**What you have to do**
Your task is to copy every line of the entries that contains "para".
-- start Records for the task --
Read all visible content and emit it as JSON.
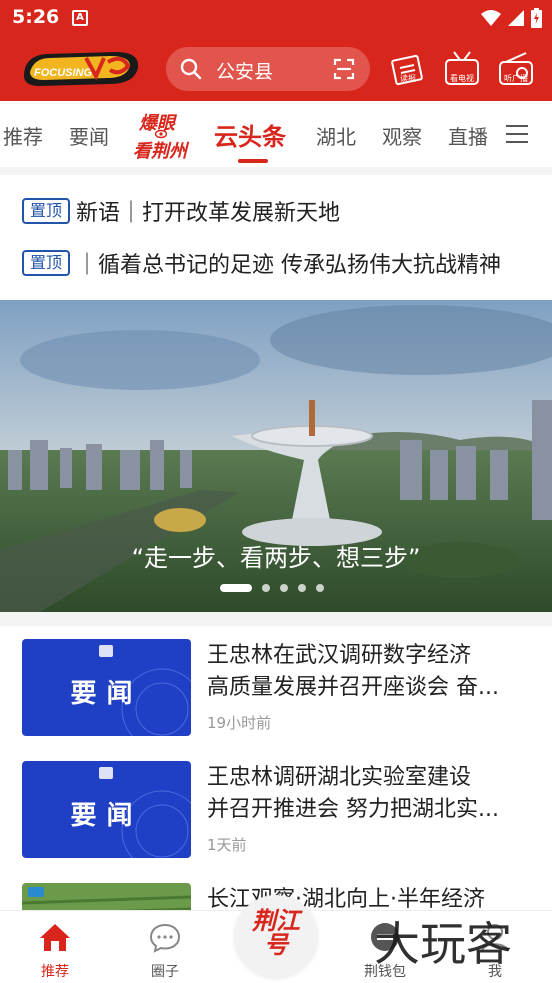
{
  "status_bar": {
    "time": "5:26",
    "notif_letter": "A"
  },
  "header": {
    "logo_text": "FOCUSING",
    "search_value": "公安县",
    "icons": [
      {
        "name": "read-newspaper-icon",
        "label": "读报"
      },
      {
        "name": "watch-tv-icon",
        "label": "看电视"
      },
      {
        "name": "listen-radio-icon",
        "label": "听广播"
      }
    ]
  },
  "tabs": {
    "items": [
      "推荐",
      "要闻",
      "云头条",
      "湖北",
      "观察",
      "直播"
    ],
    "special_line1": "爆眼",
    "special_line2": "看荆州",
    "active": "云头条"
  },
  "pinned": [
    {
      "badge": "置顶",
      "text": "新语｜打开改革发展新天地"
    },
    {
      "badge": "置顶",
      "text": "｜循着总书记的足迹 传承弘扬伟大抗战精神"
    }
  ],
  "banner": {
    "caption": "“走一步、看两步、想三步”",
    "slide_count": 5,
    "active_slide": 1
  },
  "news": [
    {
      "thumb_label": "要闻",
      "title_lines": [
        "王忠林在武汉调研数字经济",
        "高质量发展并召开座谈会 奋..."
      ],
      "time": "19小时前"
    },
    {
      "thumb_label": "要闻",
      "title_lines": [
        "王忠林调研湖北实验室建设",
        "并召开推进会 努力把湖北实..."
      ],
      "time": "1天前"
    },
    {
      "thumb_label": "",
      "title_lines": [
        "长江观察·湖北向上·半年经济"
      ],
      "time": ""
    }
  ],
  "bottom_nav": {
    "items": [
      {
        "label": "推荐",
        "icon": "home-icon",
        "active": true
      },
      {
        "label": "圈子",
        "icon": "chat-bubble-icon",
        "active": false
      },
      {
        "label": "荆钱包",
        "icon": "wallet-icon",
        "active": false
      },
      {
        "label": "我",
        "icon": "user-icon",
        "active": false
      }
    ],
    "center_line1": "荆江",
    "center_line2": "号"
  },
  "watermark": "大玩客",
  "colors": {
    "brand_red": "#d9261c",
    "pin_blue": "#2255aa",
    "thumb_blue": "#1f3fc4"
  }
}
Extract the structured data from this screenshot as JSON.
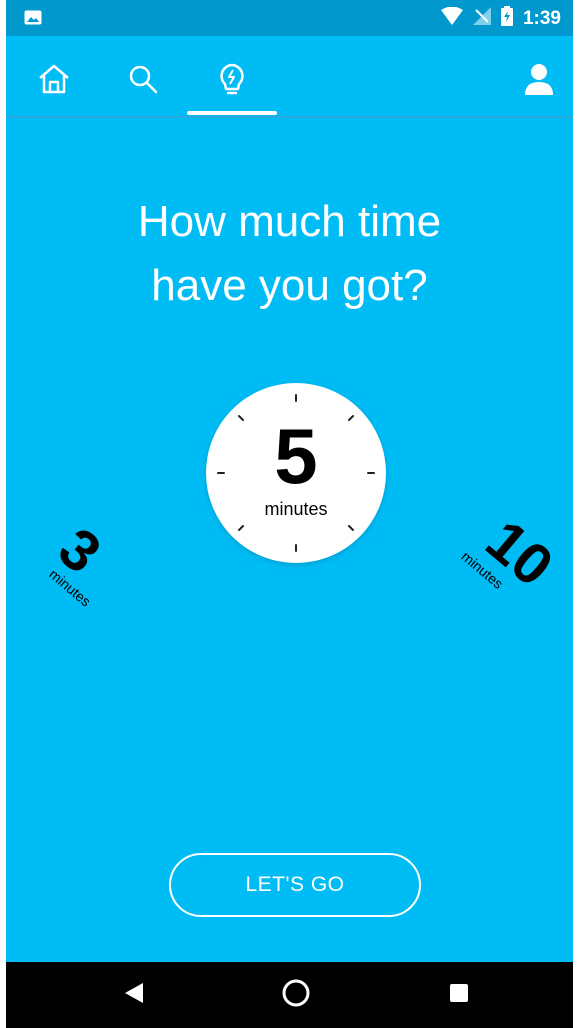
{
  "status_bar": {
    "time": "1:39",
    "icons": [
      "image-notification-icon",
      "wifi-icon",
      "signal-icon",
      "battery-icon"
    ]
  },
  "top_nav": {
    "items": [
      {
        "icon": "home-icon"
      },
      {
        "icon": "search-icon"
      },
      {
        "icon": "lightbulb-bolt-icon",
        "active": true
      },
      {
        "icon": "profile-icon"
      }
    ]
  },
  "main": {
    "headline_line1": "How much time",
    "headline_line2": "have you got?",
    "dial": {
      "value": "5",
      "unit": "minutes"
    },
    "options": [
      {
        "value": "3",
        "unit": "minutes"
      },
      {
        "value": "10",
        "unit": "minutes"
      }
    ],
    "cta_label": "LET'S GO"
  },
  "system_nav": {
    "buttons": [
      "back-icon",
      "home-circle-icon",
      "recents-icon"
    ]
  },
  "colors": {
    "background": "#00bcf5",
    "status_bar": "#0199cd",
    "foreground": "#ffffff",
    "system_nav": "#000000"
  }
}
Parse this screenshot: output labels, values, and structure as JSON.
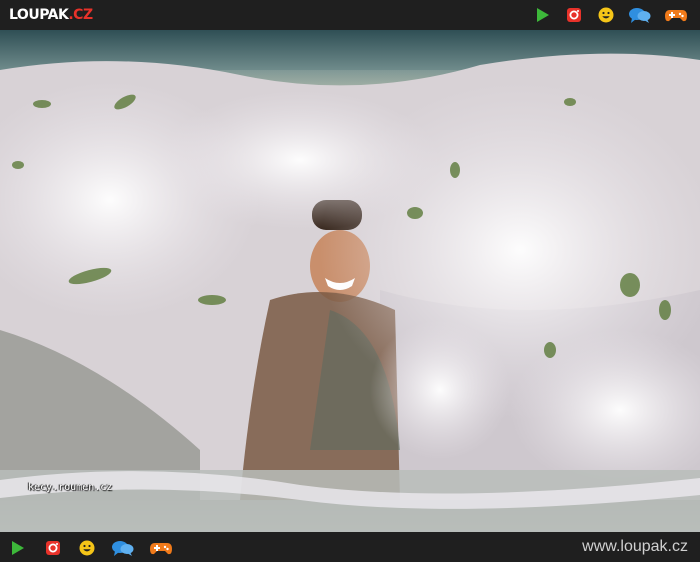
{
  "header": {
    "logo_main": "LOUPAK",
    "logo_suffix": ".CZ",
    "icons": [
      "play-icon",
      "instagram-icon",
      "smiley-icon",
      "chat-icon",
      "gamepad-icon"
    ]
  },
  "photo": {
    "watermark": "kecy.roumen.cz"
  },
  "footer": {
    "icons": [
      "play-icon",
      "instagram-icon",
      "smiley-icon",
      "chat-icon",
      "gamepad-icon"
    ],
    "site_url": "www.loupak.cz"
  },
  "colors": {
    "bar_bg": "#1f1f1f",
    "play_green": "#3db83a",
    "instagram_red": "#e8322a",
    "smiley_yellow": "#f5c518",
    "chat_blue": "#2f8fe0",
    "gamepad_orange": "#f07a1a"
  }
}
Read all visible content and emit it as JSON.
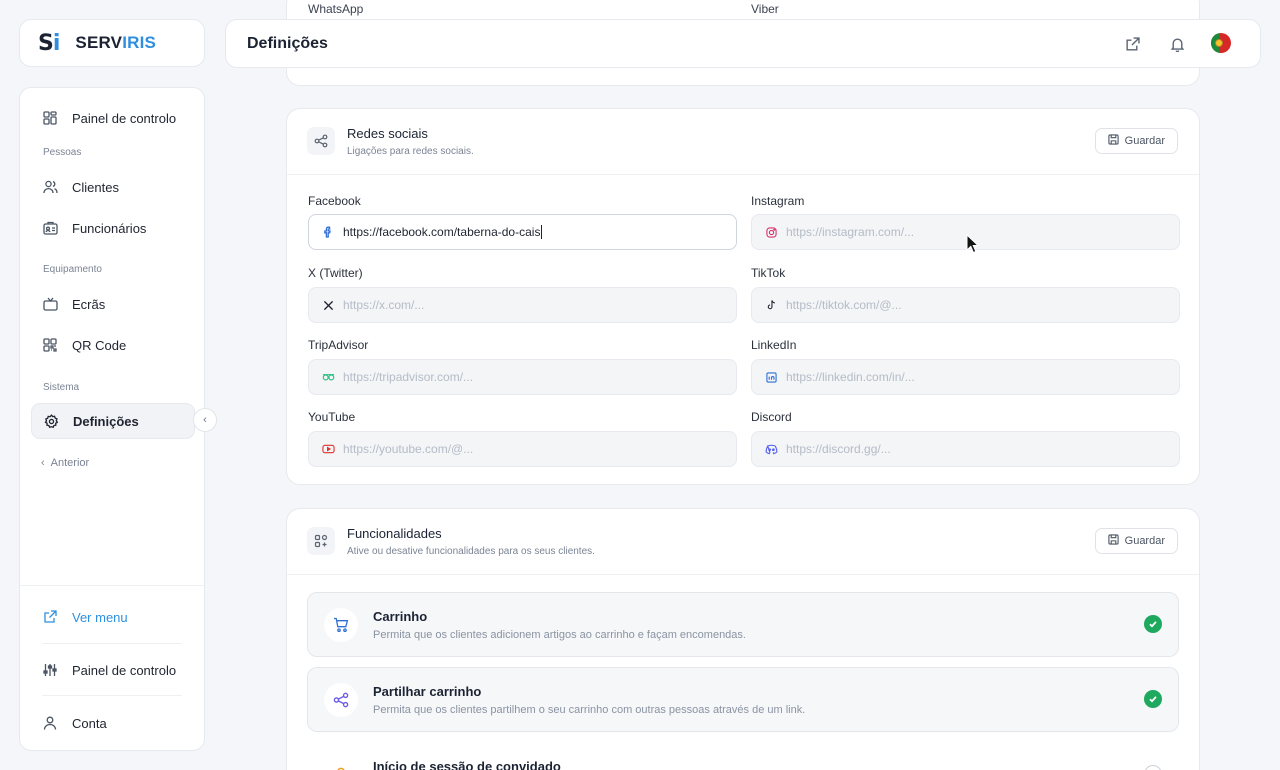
{
  "brand": {
    "logo_s": "S",
    "logo_i": "i",
    "name_serv": "SERV",
    "name_iris": "IRIS"
  },
  "sidebar": {
    "dashboard": "Painel de controlo",
    "section_people": "Pessoas",
    "clients": "Clientes",
    "employees": "Funcionários",
    "section_equipment": "Equipamento",
    "screens": "Ecrãs",
    "qr_code": "QR Code",
    "section_system": "Sistema",
    "settings": "Definições",
    "previous": "Anterior",
    "view_menu": "Ver menu",
    "control_panel": "Painel de controlo",
    "account": "Conta"
  },
  "header": {
    "title": "Definições"
  },
  "top_card": {
    "whatsapp_label": "WhatsApp",
    "viber_label": "Viber"
  },
  "social": {
    "title": "Redes sociais",
    "subtitle": "Ligações para redes sociais.",
    "save": "Guardar",
    "facebook": {
      "label": "Facebook",
      "value": "https://facebook.com/taberna-do-cais"
    },
    "instagram": {
      "label": "Instagram",
      "placeholder": "https://instagram.com/..."
    },
    "twitter": {
      "label": "X (Twitter)",
      "placeholder": "https://x.com/..."
    },
    "tiktok": {
      "label": "TikTok",
      "placeholder": "https://tiktok.com/@..."
    },
    "tripadvisor": {
      "label": "TripAdvisor",
      "placeholder": "https://tripadvisor.com/..."
    },
    "linkedin": {
      "label": "LinkedIn",
      "placeholder": "https://linkedin.com/in/..."
    },
    "youtube": {
      "label": "YouTube",
      "placeholder": "https://youtube.com/@..."
    },
    "discord": {
      "label": "Discord",
      "placeholder": "https://discord.gg/..."
    }
  },
  "features": {
    "title": "Funcionalidades",
    "subtitle": "Ative ou desative funcionalidades para os seus clientes.",
    "save": "Guardar",
    "items": [
      {
        "title": "Carrinho",
        "desc": "Permita que os clientes adicionem artigos ao carrinho e façam encomendas.",
        "enabled": true
      },
      {
        "title": "Partilhar carrinho",
        "desc": "Permita que os clientes partilhem o seu carrinho com outras pessoas através de um link.",
        "enabled": true
      },
      {
        "title": "Início de sessão de convidado",
        "desc": "",
        "enabled": false
      }
    ]
  },
  "colors": {
    "accent": "#2f8fde",
    "success": "#1fa95f"
  }
}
-- end Records for the task --
**Solution to this task**
    "subtitle": "Ligações para redes sociais.",
    "subtitle": "Ative ou desative funcionalidades para os seus clientes.",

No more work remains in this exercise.